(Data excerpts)
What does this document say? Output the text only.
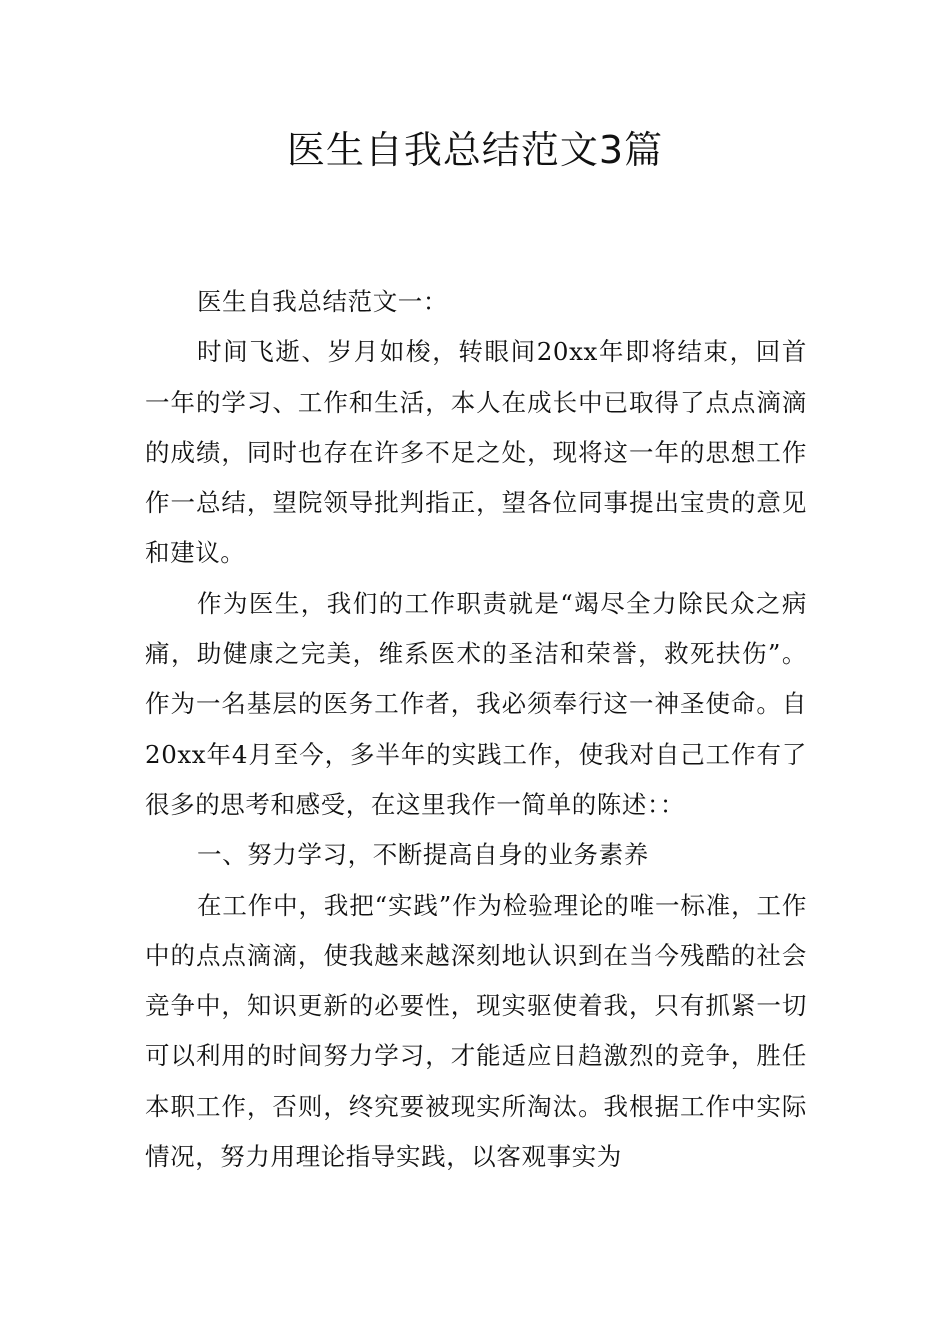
医生自我总结范文3篇

医生自我总结范文一：

时间飞逝、岁月如梭，转眼间20xx年即将结束，回首一年的学习、工作和生活，本人在成长中已取得了点点滴滴的成绩，同时也存在许多不足之处，现将这一年的思想工作作一总结，望院领导批判指正，望各位同事提出宝贵的意见和建议。

作为医生，我们的工作职责就是“竭尽全力除民众之病痛，助健康之完美，维系医术的圣洁和荣誉，救死扶伤”。作为一名基层的医务工作者，我必须奉行这一神圣使命。自20xx年4月至今，多半年的实践工作，使我对自己工作有了很多的思考和感受，在这里我作一简单的陈述：：

一、努力学习，不断提高自身的业务素养

在工作中，我把“实践”作为检验理论的唯一标准，工作中的点点滴滴，使我越来越深刻地认识到在当今残酷的社会竞争中，知识更新的必要性，现实驱使着我，只有抓紧一切可以利用的时间努力学习，才能适应日趋激烈的竞争，胜任本职工作，否则，终究要被现实所淘汰。我根据工作中实际情况，努力用理论指导实践，以客观事实为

- [Direction] Write out the full listing verbatim, excluding its pictures.

- [Complete output]
What does this document say? Output the text only.
医生自我总结范文3篇

医生自我总结范文一：

时间飞逝、岁月如梭，转眼间20xx年即将结束，回首一年的学习、工作和生活，本人在成长中已取得了点点滴滴的成绩，同时也存在许多不足之处，现将这一年的思想工作作一总结，望院领导批判指正，望各位同事提出宝贵的意见和建议。

作为医生，我们的工作职责就是“竭尽全力除民众之病痛，助健康之完美，维系医术的圣洁和荣誉，救死扶伤”。作为一名基层的医务工作者，我必须奉行这一神圣使命。自20xx年4月至今，多半年的实践工作，使我对自己工作有了很多的思考和感受，在这里我作一简单的陈述：：

一、努力学习，不断提高自身的业务素养

在工作中，我把“实践”作为检验理论的唯一标准，工作中的点点滴滴，使我越来越深刻地认识到在当今残酷的社会竞争中，知识更新的必要性，现实驱使着我，只有抓紧一切可以利用的时间努力学习，才能适应日趋激烈的竞争，胜任本职工作，否则，终究要被现实所淘汰。我根据工作中实际情况，努力用理论指导实践，以客观事实为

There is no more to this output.